───── Given data

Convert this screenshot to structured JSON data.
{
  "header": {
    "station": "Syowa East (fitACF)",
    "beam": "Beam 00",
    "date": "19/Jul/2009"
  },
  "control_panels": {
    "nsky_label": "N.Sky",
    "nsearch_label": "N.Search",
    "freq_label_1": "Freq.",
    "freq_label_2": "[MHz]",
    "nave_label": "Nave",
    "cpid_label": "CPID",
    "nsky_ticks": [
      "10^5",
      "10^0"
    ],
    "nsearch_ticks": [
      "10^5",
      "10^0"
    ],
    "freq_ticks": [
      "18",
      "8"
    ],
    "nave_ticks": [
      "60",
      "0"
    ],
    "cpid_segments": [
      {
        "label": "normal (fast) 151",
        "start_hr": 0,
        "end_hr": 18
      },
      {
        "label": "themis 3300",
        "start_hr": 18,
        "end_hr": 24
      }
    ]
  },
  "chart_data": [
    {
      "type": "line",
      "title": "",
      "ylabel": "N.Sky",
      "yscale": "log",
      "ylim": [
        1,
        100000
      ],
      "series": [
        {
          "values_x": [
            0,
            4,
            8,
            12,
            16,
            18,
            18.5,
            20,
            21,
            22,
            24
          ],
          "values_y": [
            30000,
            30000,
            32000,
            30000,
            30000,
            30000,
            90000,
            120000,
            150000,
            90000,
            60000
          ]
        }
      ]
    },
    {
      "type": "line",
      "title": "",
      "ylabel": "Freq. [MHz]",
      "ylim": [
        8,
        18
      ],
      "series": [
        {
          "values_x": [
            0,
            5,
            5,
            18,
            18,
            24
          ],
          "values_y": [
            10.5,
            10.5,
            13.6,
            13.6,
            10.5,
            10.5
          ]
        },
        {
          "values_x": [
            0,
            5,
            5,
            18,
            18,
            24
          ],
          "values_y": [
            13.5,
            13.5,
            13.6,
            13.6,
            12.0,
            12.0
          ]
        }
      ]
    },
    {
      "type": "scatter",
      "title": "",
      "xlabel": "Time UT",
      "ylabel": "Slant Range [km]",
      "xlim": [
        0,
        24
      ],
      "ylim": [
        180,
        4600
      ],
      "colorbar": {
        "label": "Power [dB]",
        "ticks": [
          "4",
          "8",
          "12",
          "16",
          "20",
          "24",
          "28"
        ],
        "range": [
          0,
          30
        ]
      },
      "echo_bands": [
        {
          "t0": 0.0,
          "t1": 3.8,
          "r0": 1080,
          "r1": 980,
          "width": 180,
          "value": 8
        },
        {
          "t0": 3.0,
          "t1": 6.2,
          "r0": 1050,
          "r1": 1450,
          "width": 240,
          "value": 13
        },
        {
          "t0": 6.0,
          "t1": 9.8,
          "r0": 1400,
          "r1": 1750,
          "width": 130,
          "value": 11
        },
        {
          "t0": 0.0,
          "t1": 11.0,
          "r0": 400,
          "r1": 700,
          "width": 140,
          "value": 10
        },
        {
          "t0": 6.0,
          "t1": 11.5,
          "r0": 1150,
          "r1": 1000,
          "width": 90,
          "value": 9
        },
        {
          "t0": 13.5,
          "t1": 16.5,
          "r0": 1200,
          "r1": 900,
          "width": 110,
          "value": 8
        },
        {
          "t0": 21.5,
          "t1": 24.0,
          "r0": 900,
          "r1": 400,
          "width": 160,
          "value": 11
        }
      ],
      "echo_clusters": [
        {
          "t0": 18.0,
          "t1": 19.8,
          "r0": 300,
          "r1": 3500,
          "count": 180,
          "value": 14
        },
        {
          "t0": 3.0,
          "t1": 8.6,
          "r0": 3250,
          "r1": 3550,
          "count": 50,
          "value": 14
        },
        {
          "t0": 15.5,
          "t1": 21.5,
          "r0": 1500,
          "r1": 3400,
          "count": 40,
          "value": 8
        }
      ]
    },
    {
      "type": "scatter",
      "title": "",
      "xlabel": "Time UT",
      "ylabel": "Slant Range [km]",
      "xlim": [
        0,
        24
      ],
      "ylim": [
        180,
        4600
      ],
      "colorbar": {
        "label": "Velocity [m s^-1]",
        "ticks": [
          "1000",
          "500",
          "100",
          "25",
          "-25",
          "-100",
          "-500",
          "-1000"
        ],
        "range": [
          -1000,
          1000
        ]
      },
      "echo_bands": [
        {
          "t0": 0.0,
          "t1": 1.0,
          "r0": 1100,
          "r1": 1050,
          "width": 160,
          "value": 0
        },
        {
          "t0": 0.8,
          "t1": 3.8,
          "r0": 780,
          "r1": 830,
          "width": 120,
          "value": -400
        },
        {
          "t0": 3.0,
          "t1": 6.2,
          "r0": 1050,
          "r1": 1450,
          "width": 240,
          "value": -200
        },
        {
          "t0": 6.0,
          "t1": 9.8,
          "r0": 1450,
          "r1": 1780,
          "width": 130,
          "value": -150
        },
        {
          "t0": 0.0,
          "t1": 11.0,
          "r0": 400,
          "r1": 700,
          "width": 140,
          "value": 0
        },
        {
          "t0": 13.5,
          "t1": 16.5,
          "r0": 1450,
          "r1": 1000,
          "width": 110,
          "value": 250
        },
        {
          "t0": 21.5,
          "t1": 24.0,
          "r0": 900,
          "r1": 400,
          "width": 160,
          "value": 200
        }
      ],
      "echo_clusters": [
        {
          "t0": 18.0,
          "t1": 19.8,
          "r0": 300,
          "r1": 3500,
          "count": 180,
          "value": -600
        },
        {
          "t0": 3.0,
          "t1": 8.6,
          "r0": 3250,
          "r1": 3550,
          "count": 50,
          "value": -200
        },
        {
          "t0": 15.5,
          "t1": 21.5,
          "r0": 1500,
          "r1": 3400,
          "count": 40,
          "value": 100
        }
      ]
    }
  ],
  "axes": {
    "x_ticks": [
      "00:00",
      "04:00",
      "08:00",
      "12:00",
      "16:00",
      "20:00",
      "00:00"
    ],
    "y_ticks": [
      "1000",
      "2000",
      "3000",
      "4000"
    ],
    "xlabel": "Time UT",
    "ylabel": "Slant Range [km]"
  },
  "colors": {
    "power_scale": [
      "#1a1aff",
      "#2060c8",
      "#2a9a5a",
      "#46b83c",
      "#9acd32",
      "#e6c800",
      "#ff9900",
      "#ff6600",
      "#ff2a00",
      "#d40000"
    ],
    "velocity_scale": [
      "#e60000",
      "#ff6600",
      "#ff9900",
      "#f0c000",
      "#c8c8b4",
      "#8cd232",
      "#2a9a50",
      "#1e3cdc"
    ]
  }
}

──────────

**Task statement:**
Copy out each record exactly as given, omitting none.

**Solution to the problem:**
Convert this screenshot to structured JSON data.
{
  "header": {
    "station": "Syowa East (fitACF)",
    "beam": "Beam 00",
    "date": "19/Jul/2009"
  },
  "control_panels": {
    "nsky_label": "N.Sky",
    "nsearch_label": "N.Search",
    "freq_label_1": "Freq.",
    "freq_label_2": "[MHz]",
    "nave_label": "Nave",
    "cpid_label": "CPID",
    "nsky_ticks": [
      "10^5",
      "10^0"
    ],
    "nsearch_ticks": [
      "10^5",
      "10^0"
    ],
    "freq_ticks": [
      "18",
      "8"
    ],
    "nave_ticks": [
      "60",
      "0"
    ],
    "cpid_segments": [
      {
        "label": "normal (fast) 151",
        "start_hr": 0,
        "end_hr": 18
      },
      {
        "label": "themis 3300",
        "start_hr": 18,
        "end_hr": 24
      }
    ]
  },
  "chart_data": [
    {
      "type": "line",
      "title": "",
      "ylabel": "N.Sky",
      "yscale": "log",
      "ylim": [
        1,
        100000
      ],
      "series": [
        {
          "values_x": [
            0,
            4,
            8,
            12,
            16,
            18,
            18.5,
            20,
            21,
            22,
            24
          ],
          "values_y": [
            30000,
            30000,
            32000,
            30000,
            30000,
            30000,
            90000,
            120000,
            150000,
            90000,
            60000
          ]
        }
      ]
    },
    {
      "type": "line",
      "title": "",
      "ylabel": "Freq. [MHz]",
      "ylim": [
        8,
        18
      ],
      "series": [
        {
          "values_x": [
            0,
            5,
            5,
            18,
            18,
            24
          ],
          "values_y": [
            10.5,
            10.5,
            13.6,
            13.6,
            10.5,
            10.5
          ]
        },
        {
          "values_x": [
            0,
            5,
            5,
            18,
            18,
            24
          ],
          "values_y": [
            13.5,
            13.5,
            13.6,
            13.6,
            12.0,
            12.0
          ]
        }
      ]
    },
    {
      "type": "scatter",
      "title": "",
      "xlabel": "Time UT",
      "ylabel": "Slant Range [km]",
      "xlim": [
        0,
        24
      ],
      "ylim": [
        180,
        4600
      ],
      "colorbar": {
        "label": "Power [dB]",
        "ticks": [
          "4",
          "8",
          "12",
          "16",
          "20",
          "24",
          "28"
        ],
        "range": [
          0,
          30
        ]
      },
      "echo_bands": [
        {
          "t0": 0.0,
          "t1": 3.8,
          "r0": 1080,
          "r1": 980,
          "width": 180,
          "value": 8
        },
        {
          "t0": 3.0,
          "t1": 6.2,
          "r0": 1050,
          "r1": 1450,
          "width": 240,
          "value": 13
        },
        {
          "t0": 6.0,
          "t1": 9.8,
          "r0": 1400,
          "r1": 1750,
          "width": 130,
          "value": 11
        },
        {
          "t0": 0.0,
          "t1": 11.0,
          "r0": 400,
          "r1": 700,
          "width": 140,
          "value": 10
        },
        {
          "t0": 6.0,
          "t1": 11.5,
          "r0": 1150,
          "r1": 1000,
          "width": 90,
          "value": 9
        },
        {
          "t0": 13.5,
          "t1": 16.5,
          "r0": 1200,
          "r1": 900,
          "width": 110,
          "value": 8
        },
        {
          "t0": 21.5,
          "t1": 24.0,
          "r0": 900,
          "r1": 400,
          "width": 160,
          "value": 11
        }
      ],
      "echo_clusters": [
        {
          "t0": 18.0,
          "t1": 19.8,
          "r0": 300,
          "r1": 3500,
          "count": 180,
          "value": 14
        },
        {
          "t0": 3.0,
          "t1": 8.6,
          "r0": 3250,
          "r1": 3550,
          "count": 50,
          "value": 14
        },
        {
          "t0": 15.5,
          "t1": 21.5,
          "r0": 1500,
          "r1": 3400,
          "count": 40,
          "value": 8
        }
      ]
    },
    {
      "type": "scatter",
      "title": "",
      "xlabel": "Time UT",
      "ylabel": "Slant Range [km]",
      "xlim": [
        0,
        24
      ],
      "ylim": [
        180,
        4600
      ],
      "colorbar": {
        "label": "Velocity [m s^-1]",
        "ticks": [
          "1000",
          "500",
          "100",
          "25",
          "-25",
          "-100",
          "-500",
          "-1000"
        ],
        "range": [
          -1000,
          1000
        ]
      },
      "echo_bands": [
        {
          "t0": 0.0,
          "t1": 1.0,
          "r0": 1100,
          "r1": 1050,
          "width": 160,
          "value": 0
        },
        {
          "t0": 0.8,
          "t1": 3.8,
          "r0": 780,
          "r1": 830,
          "width": 120,
          "value": -400
        },
        {
          "t0": 3.0,
          "t1": 6.2,
          "r0": 1050,
          "r1": 1450,
          "width": 240,
          "value": -200
        },
        {
          "t0": 6.0,
          "t1": 9.8,
          "r0": 1450,
          "r1": 1780,
          "width": 130,
          "value": -150
        },
        {
          "t0": 0.0,
          "t1": 11.0,
          "r0": 400,
          "r1": 700,
          "width": 140,
          "value": 0
        },
        {
          "t0": 13.5,
          "t1": 16.5,
          "r0": 1450,
          "r1": 1000,
          "width": 110,
          "value": 250
        },
        {
          "t0": 21.5,
          "t1": 24.0,
          "r0": 900,
          "r1": 400,
          "width": 160,
          "value": 200
        }
      ],
      "echo_clusters": [
        {
          "t0": 18.0,
          "t1": 19.8,
          "r0": 300,
          "r1": 3500,
          "count": 180,
          "value": -600
        },
        {
          "t0": 3.0,
          "t1": 8.6,
          "r0": 3250,
          "r1": 3550,
          "count": 50,
          "value": -200
        },
        {
          "t0": 15.5,
          "t1": 21.5,
          "r0": 1500,
          "r1": 3400,
          "count": 40,
          "value": 100
        }
      ]
    }
  ],
  "axes": {
    "x_ticks": [
      "00:00",
      "04:00",
      "08:00",
      "12:00",
      "16:00",
      "20:00",
      "00:00"
    ],
    "y_ticks": [
      "1000",
      "2000",
      "3000",
      "4000"
    ],
    "xlabel": "Time UT",
    "ylabel": "Slant Range [km]"
  },
  "colors": {
    "power_scale": [
      "#1a1aff",
      "#2060c8",
      "#2a9a5a",
      "#46b83c",
      "#9acd32",
      "#e6c800",
      "#ff9900",
      "#ff6600",
      "#ff2a00",
      "#d40000"
    ],
    "velocity_scale": [
      "#e60000",
      "#ff6600",
      "#ff9900",
      "#f0c000",
      "#c8c8b4",
      "#8cd232",
      "#2a9a50",
      "#1e3cdc"
    ]
  }
}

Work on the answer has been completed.